» **EXERCISE DETAILS**
From the listing below, pull out all lines with "saturn" in them.

Start

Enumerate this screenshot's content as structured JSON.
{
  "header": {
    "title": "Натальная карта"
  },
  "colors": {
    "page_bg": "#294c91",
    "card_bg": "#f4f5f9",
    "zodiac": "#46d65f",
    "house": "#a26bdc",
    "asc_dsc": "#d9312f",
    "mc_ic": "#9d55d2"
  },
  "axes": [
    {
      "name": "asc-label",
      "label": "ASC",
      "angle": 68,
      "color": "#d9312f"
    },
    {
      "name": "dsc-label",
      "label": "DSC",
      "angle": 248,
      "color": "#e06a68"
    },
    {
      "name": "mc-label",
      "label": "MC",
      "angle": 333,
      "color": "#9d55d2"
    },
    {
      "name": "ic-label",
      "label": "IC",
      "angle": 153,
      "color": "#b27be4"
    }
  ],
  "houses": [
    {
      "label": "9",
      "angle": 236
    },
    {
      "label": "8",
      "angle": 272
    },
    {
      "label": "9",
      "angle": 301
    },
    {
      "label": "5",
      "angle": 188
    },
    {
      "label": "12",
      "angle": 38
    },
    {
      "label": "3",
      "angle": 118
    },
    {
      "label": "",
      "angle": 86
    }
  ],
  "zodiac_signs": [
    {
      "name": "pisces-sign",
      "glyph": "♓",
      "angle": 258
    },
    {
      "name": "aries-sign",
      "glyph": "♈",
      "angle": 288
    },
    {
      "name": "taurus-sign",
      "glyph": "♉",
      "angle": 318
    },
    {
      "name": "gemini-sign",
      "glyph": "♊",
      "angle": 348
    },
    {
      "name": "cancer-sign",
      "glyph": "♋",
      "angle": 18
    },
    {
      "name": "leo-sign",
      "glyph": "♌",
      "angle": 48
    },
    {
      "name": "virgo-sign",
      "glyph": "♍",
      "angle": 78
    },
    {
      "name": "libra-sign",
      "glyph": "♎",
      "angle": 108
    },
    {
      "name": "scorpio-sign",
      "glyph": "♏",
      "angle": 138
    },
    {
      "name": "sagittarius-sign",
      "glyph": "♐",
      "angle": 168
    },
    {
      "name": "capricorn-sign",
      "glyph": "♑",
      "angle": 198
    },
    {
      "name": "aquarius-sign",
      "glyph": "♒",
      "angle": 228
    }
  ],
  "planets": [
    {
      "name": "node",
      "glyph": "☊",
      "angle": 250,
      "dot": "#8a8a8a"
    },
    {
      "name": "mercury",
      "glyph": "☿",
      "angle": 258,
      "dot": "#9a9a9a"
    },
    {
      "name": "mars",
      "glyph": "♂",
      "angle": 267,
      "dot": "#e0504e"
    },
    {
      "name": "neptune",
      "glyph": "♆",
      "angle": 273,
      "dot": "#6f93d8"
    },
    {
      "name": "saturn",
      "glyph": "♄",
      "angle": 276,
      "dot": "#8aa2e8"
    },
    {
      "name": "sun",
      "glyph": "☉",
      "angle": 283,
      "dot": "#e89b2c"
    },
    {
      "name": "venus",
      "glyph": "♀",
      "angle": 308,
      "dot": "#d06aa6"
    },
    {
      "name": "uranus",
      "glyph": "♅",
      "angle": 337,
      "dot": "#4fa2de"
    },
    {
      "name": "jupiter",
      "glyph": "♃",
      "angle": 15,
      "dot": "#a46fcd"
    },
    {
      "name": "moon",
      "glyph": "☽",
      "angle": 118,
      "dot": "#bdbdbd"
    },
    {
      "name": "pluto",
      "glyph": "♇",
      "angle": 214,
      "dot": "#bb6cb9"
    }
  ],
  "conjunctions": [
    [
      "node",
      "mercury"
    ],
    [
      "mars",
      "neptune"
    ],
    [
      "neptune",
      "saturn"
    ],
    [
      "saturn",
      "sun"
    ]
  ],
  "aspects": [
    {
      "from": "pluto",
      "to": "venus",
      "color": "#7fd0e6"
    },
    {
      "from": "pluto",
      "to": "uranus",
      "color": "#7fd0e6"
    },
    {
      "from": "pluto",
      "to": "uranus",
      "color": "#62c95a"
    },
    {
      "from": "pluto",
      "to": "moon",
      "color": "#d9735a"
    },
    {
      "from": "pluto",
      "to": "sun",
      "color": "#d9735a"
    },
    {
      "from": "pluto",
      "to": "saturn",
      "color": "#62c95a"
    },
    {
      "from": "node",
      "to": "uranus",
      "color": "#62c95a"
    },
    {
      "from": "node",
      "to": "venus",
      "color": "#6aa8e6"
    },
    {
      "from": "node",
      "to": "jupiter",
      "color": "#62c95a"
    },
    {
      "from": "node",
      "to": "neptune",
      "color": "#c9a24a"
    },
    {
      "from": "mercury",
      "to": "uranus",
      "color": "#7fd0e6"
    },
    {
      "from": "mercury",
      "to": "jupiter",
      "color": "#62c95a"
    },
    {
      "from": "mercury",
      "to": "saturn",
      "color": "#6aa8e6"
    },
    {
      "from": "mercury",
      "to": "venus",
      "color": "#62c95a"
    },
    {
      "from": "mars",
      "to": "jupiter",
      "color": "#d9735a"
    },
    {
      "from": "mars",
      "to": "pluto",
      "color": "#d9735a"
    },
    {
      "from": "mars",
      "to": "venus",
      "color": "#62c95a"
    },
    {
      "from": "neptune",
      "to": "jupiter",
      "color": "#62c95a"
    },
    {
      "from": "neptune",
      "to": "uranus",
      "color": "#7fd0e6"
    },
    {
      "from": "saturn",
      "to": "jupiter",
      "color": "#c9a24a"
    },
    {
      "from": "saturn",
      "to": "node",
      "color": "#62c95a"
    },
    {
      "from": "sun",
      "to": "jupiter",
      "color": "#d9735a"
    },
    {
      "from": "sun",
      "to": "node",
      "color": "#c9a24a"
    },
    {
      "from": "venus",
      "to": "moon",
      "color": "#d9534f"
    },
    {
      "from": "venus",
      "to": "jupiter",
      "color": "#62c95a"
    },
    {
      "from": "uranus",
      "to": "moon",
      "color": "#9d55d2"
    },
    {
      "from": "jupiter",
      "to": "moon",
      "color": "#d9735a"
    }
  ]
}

End

» **SOLUTION TO THIS PROBLEM**
      "name": "saturn",
      "saturn"
      "saturn",
      "to": "saturn",
      "to": "saturn",
      "from": "saturn",
      "from": "saturn",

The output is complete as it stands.